» **Problem description**: Give the material once more, word for word, without any images.

⟨

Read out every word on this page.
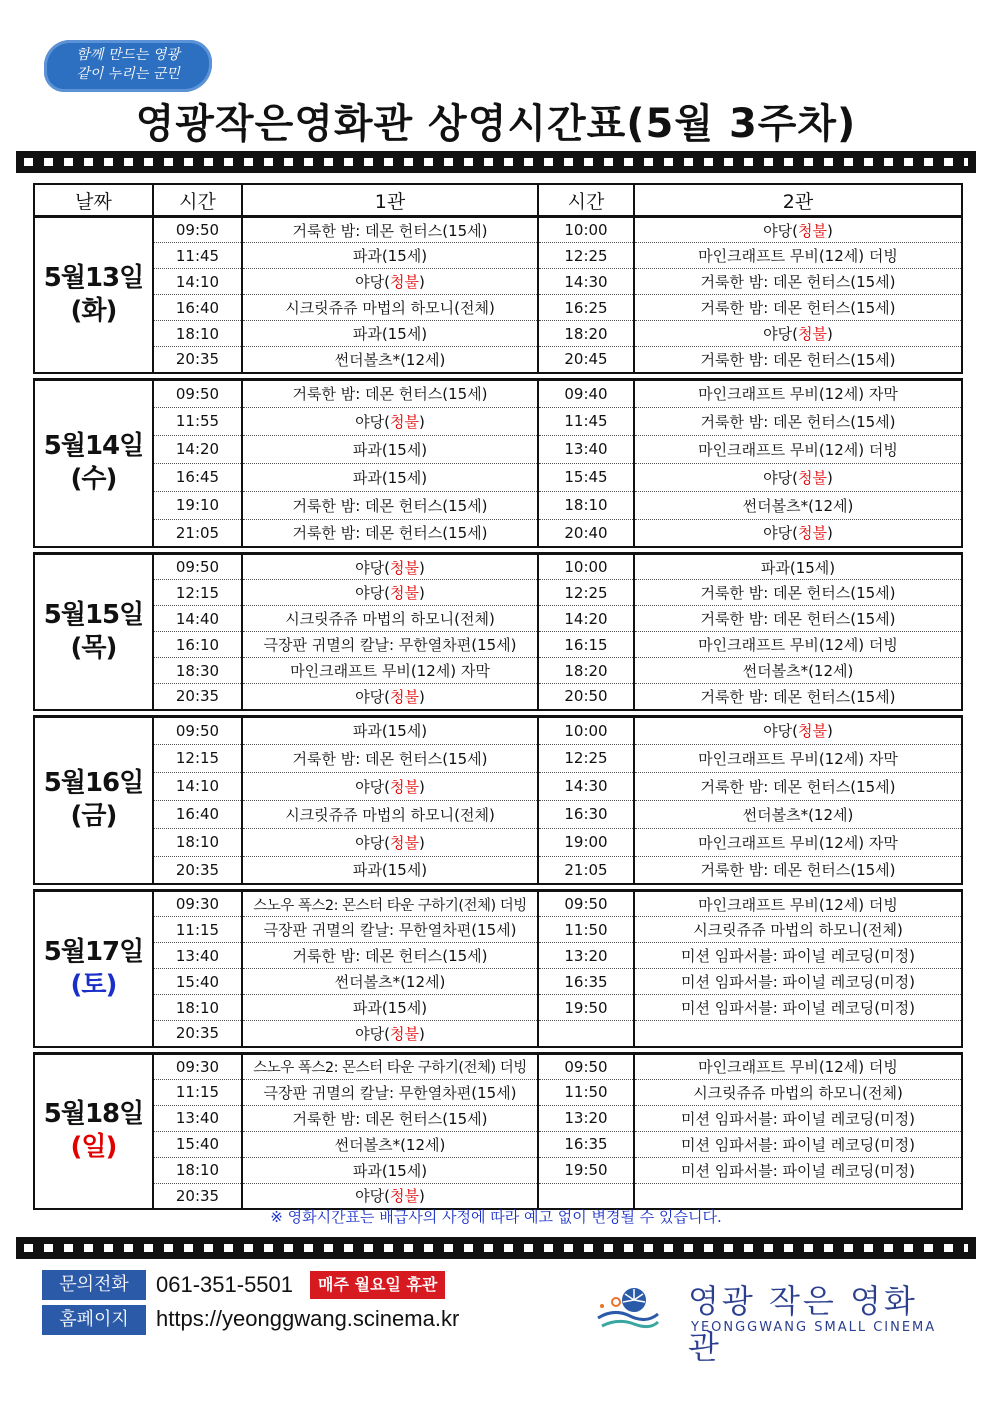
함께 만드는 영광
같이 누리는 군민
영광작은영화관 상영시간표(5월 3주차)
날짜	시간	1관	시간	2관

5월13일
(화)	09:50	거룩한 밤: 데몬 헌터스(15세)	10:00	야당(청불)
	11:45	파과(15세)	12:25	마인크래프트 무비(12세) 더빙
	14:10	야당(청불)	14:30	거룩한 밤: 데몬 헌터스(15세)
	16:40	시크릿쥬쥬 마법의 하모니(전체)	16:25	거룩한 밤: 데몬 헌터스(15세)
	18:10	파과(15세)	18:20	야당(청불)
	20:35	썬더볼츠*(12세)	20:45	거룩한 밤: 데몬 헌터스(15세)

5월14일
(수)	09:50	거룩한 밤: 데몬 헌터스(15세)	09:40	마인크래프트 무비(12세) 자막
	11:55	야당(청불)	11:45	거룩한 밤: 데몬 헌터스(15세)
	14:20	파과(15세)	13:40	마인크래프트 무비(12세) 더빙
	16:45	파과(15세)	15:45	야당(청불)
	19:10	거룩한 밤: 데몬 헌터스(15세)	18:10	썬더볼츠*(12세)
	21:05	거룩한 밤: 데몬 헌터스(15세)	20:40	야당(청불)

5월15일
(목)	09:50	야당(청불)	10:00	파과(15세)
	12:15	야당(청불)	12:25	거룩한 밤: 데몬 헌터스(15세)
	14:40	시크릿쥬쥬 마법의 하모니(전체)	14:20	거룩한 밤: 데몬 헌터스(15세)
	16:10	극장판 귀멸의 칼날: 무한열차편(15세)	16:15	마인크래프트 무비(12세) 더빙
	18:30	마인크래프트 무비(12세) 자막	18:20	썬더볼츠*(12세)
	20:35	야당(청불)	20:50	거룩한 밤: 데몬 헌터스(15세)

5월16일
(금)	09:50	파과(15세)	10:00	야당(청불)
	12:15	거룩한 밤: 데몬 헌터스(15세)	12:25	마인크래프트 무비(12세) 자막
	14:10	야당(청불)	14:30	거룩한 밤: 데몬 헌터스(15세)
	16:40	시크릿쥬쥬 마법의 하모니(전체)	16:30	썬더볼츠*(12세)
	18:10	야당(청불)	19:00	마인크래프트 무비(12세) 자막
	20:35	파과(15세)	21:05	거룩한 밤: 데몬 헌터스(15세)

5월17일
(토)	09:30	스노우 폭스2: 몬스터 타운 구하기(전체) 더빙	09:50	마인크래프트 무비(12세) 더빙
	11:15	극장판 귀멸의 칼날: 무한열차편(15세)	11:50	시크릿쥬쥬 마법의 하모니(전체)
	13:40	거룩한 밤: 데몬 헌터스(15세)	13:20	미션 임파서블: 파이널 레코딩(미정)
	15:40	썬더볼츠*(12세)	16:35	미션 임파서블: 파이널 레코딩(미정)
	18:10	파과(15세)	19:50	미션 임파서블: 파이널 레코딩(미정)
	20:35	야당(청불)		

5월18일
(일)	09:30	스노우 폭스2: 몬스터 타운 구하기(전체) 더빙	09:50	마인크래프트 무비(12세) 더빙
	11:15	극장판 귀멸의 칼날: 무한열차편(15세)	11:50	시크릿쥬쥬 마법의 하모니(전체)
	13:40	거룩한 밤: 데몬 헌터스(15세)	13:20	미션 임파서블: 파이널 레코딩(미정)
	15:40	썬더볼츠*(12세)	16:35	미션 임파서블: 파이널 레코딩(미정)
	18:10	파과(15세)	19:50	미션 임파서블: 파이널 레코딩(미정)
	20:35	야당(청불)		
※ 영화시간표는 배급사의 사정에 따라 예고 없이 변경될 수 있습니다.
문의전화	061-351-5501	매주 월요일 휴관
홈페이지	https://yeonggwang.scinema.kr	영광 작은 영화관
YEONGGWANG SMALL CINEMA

⟩

» **Result for this exercise**:
Read out every word on this page.
함께 만드는 영광
같이 누리는 군민
영광작은영화관 상영시간표(5월 3주차)
날짜	시간	1관	시간	2관

5월13일
(화)	09:50	거룩한 밤: 데몬 헌터스(15세)	10:00	야당(청불)
	11:45	파과(15세)	12:25	마인크래프트 무비(12세) 더빙
	14:10	야당(청불)	14:30	거룩한 밤: 데몬 헌터스(15세)
	16:40	시크릿쥬쥬 마법의 하모니(전체)	16:25	거룩한 밤: 데몬 헌터스(15세)
	18:10	파과(15세)	18:20	야당(청불)
	20:35	썬더볼츠*(12세)	20:45	거룩한 밤: 데몬 헌터스(15세)

5월14일
(수)	09:50	거룩한 밤: 데몬 헌터스(15세)	09:40	마인크래프트 무비(12세) 자막
	11:55	야당(청불)	11:45	거룩한 밤: 데몬 헌터스(15세)
	14:20	파과(15세)	13:40	마인크래프트 무비(12세) 더빙
	16:45	파과(15세)	15:45	야당(청불)
	19:10	거룩한 밤: 데몬 헌터스(15세)	18:10	썬더볼츠*(12세)
	21:05	거룩한 밤: 데몬 헌터스(15세)	20:40	야당(청불)

5월15일
(목)	09:50	야당(청불)	10:00	파과(15세)
	12:15	야당(청불)	12:25	거룩한 밤: 데몬 헌터스(15세)
	14:40	시크릿쥬쥬 마법의 하모니(전체)	14:20	거룩한 밤: 데몬 헌터스(15세)
	16:10	극장판 귀멸의 칼날: 무한열차편(15세)	16:15	마인크래프트 무비(12세) 더빙
	18:30	마인크래프트 무비(12세) 자막	18:20	썬더볼츠*(12세)
	20:35	야당(청불)	20:50	거룩한 밤: 데몬 헌터스(15세)

5월16일
(금)	09:50	파과(15세)	10:00	야당(청불)
	12:15	거룩한 밤: 데몬 헌터스(15세)	12:25	마인크래프트 무비(12세) 자막
	14:10	야당(청불)	14:30	거룩한 밤: 데몬 헌터스(15세)
	16:40	시크릿쥬쥬 마법의 하모니(전체)	16:30	썬더볼츠*(12세)
	18:10	야당(청불)	19:00	마인크래프트 무비(12세) 자막
	20:35	파과(15세)	21:05	거룩한 밤: 데몬 헌터스(15세)

5월17일
(토)	09:30	스노우 폭스2: 몬스터 타운 구하기(전체) 더빙	09:50	마인크래프트 무비(12세) 더빙
	11:15	극장판 귀멸의 칼날: 무한열차편(15세)	11:50	시크릿쥬쥬 마법의 하모니(전체)
	13:40	거룩한 밤: 데몬 헌터스(15세)	13:20	미션 임파서블: 파이널 레코딩(미정)
	15:40	썬더볼츠*(12세)	16:35	미션 임파서블: 파이널 레코딩(미정)
	18:10	파과(15세)	19:50	미션 임파서블: 파이널 레코딩(미정)
	20:35	야당(청불)		

5월18일
(일)	09:30	스노우 폭스2: 몬스터 타운 구하기(전체) 더빙	09:50	마인크래프트 무비(12세) 더빙
	11:15	극장판 귀멸의 칼날: 무한열차편(15세)	11:50	시크릿쥬쥬 마법의 하모니(전체)
	13:40	거룩한 밤: 데몬 헌터스(15세)	13:20	미션 임파서블: 파이널 레코딩(미정)
	15:40	썬더볼츠*(12세)	16:35	미션 임파서블: 파이널 레코딩(미정)
	18:10	파과(15세)	19:50	미션 임파서블: 파이널 레코딩(미정)
	20:35	야당(청불)		
※ 영화시간표는 배급사의 사정에 따라 예고 없이 변경될 수 있습니다.
문의전화	061-351-5501	매주 월요일 휴관
홈페이지	https://yeonggwang.scinema.kr	영광 작은 영화관
YEONGGWANG SMALL CINEMA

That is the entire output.